Goal: Exactly reproduce each line of the listing that follows.

[Source data]
* * *

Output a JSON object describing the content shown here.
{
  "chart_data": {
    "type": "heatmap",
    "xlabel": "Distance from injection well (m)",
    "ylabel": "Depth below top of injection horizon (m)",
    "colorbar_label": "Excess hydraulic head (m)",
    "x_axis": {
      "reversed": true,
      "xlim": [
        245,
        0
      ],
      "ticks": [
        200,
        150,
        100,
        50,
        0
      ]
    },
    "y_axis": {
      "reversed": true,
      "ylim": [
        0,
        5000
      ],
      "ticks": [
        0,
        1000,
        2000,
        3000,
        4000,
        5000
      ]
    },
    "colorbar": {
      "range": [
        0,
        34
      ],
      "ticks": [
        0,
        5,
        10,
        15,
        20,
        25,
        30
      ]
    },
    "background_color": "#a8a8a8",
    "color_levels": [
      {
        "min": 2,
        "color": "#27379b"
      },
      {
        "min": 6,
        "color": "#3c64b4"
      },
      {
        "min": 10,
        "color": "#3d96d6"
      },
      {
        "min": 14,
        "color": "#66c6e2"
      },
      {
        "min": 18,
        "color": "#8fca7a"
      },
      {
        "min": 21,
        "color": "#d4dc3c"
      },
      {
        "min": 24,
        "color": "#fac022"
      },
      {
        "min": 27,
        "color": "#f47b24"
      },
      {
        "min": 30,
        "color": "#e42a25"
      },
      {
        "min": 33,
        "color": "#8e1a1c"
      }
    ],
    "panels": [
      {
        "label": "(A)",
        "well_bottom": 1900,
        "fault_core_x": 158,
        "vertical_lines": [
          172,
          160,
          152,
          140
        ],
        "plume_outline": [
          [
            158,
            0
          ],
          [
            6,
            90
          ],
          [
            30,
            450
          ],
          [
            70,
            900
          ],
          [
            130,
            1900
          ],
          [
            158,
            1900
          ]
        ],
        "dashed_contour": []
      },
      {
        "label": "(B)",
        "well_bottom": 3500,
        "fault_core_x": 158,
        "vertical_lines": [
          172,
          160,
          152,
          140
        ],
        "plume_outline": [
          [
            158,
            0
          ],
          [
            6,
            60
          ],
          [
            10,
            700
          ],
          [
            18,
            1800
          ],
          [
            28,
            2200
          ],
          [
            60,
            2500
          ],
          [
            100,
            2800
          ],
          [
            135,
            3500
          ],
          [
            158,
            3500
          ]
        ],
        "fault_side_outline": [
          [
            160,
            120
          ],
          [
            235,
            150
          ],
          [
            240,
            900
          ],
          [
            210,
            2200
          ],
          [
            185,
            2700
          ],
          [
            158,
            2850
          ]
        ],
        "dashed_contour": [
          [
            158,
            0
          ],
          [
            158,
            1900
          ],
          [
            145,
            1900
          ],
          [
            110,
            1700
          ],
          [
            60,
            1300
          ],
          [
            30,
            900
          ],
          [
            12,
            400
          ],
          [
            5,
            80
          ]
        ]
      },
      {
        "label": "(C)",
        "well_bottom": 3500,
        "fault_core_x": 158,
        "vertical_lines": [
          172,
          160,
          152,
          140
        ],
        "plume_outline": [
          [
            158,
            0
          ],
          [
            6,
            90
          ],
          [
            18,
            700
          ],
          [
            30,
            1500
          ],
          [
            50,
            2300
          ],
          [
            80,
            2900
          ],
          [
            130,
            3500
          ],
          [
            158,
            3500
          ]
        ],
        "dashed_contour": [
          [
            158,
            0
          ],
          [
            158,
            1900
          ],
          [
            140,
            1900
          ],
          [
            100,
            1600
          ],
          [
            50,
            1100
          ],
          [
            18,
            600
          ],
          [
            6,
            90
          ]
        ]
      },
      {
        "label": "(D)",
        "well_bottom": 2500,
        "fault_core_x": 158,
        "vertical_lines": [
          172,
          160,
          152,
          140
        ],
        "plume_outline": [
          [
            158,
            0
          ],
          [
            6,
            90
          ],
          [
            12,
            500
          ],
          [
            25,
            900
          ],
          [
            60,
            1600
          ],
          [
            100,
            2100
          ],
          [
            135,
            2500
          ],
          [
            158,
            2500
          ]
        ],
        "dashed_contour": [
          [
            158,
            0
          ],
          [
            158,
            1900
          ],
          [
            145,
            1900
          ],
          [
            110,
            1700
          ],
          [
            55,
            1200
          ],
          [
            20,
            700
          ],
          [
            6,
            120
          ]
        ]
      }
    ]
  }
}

* * *

Task response:
Output a JSON object describing the content shown here.
{
  "chart_data": {
    "type": "heatmap",
    "xlabel": "Distance from injection well (m)",
    "ylabel": "Depth below top of injection horizon (m)",
    "colorbar_label": "Excess hydraulic head (m)",
    "x_axis": {
      "reversed": true,
      "xlim": [
        245,
        0
      ],
      "ticks": [
        200,
        150,
        100,
        50,
        0
      ]
    },
    "y_axis": {
      "reversed": true,
      "ylim": [
        0,
        5000
      ],
      "ticks": [
        0,
        1000,
        2000,
        3000,
        4000,
        5000
      ]
    },
    "colorbar": {
      "range": [
        0,
        34
      ],
      "ticks": [
        0,
        5,
        10,
        15,
        20,
        25,
        30
      ]
    },
    "background_color": "#a8a8a8",
    "color_levels": [
      {
        "min": 2,
        "color": "#27379b"
      },
      {
        "min": 6,
        "color": "#3c64b4"
      },
      {
        "min": 10,
        "color": "#3d96d6"
      },
      {
        "min": 14,
        "color": "#66c6e2"
      },
      {
        "min": 18,
        "color": "#8fca7a"
      },
      {
        "min": 21,
        "color": "#d4dc3c"
      },
      {
        "min": 24,
        "color": "#fac022"
      },
      {
        "min": 27,
        "color": "#f47b24"
      },
      {
        "min": 30,
        "color": "#e42a25"
      },
      {
        "min": 33,
        "color": "#8e1a1c"
      }
    ],
    "panels": [
      {
        "label": "(A)",
        "well_bottom": 1900,
        "fault_core_x": 158,
        "vertical_lines": [
          172,
          160,
          152,
          140
        ],
        "plume_outline": [
          [
            158,
            0
          ],
          [
            6,
            90
          ],
          [
            30,
            450
          ],
          [
            70,
            900
          ],
          [
            130,
            1900
          ],
          [
            158,
            1900
          ]
        ],
        "dashed_contour": []
      },
      {
        "label": "(B)",
        "well_bottom": 3500,
        "fault_core_x": 158,
        "vertical_lines": [
          172,
          160,
          152,
          140
        ],
        "plume_outline": [
          [
            158,
            0
          ],
          [
            6,
            60
          ],
          [
            10,
            700
          ],
          [
            18,
            1800
          ],
          [
            28,
            2200
          ],
          [
            60,
            2500
          ],
          [
            100,
            2800
          ],
          [
            135,
            3500
          ],
          [
            158,
            3500
          ]
        ],
        "fault_side_outline": [
          [
            160,
            120
          ],
          [
            235,
            150
          ],
          [
            240,
            900
          ],
          [
            210,
            2200
          ],
          [
            185,
            2700
          ],
          [
            158,
            2850
          ]
        ],
        "dashed_contour": [
          [
            158,
            0
          ],
          [
            158,
            1900
          ],
          [
            145,
            1900
          ],
          [
            110,
            1700
          ],
          [
            60,
            1300
          ],
          [
            30,
            900
          ],
          [
            12,
            400
          ],
          [
            5,
            80
          ]
        ]
      },
      {
        "label": "(C)",
        "well_bottom": 3500,
        "fault_core_x": 158,
        "vertical_lines": [
          172,
          160,
          152,
          140
        ],
        "plume_outline": [
          [
            158,
            0
          ],
          [
            6,
            90
          ],
          [
            18,
            700
          ],
          [
            30,
            1500
          ],
          [
            50,
            2300
          ],
          [
            80,
            2900
          ],
          [
            130,
            3500
          ],
          [
            158,
            3500
          ]
        ],
        "dashed_contour": [
          [
            158,
            0
          ],
          [
            158,
            1900
          ],
          [
            140,
            1900
          ],
          [
            100,
            1600
          ],
          [
            50,
            1100
          ],
          [
            18,
            600
          ],
          [
            6,
            90
          ]
        ]
      },
      {
        "label": "(D)",
        "well_bottom": 2500,
        "fault_core_x": 158,
        "vertical_lines": [
          172,
          160,
          152,
          140
        ],
        "plume_outline": [
          [
            158,
            0
          ],
          [
            6,
            90
          ],
          [
            12,
            500
          ],
          [
            25,
            900
          ],
          [
            60,
            1600
          ],
          [
            100,
            2100
          ],
          [
            135,
            2500
          ],
          [
            158,
            2500
          ]
        ],
        "dashed_contour": [
          [
            158,
            0
          ],
          [
            158,
            1900
          ],
          [
            145,
            1900
          ],
          [
            110,
            1700
          ],
          [
            55,
            1200
          ],
          [
            20,
            700
          ],
          [
            6,
            120
          ]
        ]
      }
    ]
  }
}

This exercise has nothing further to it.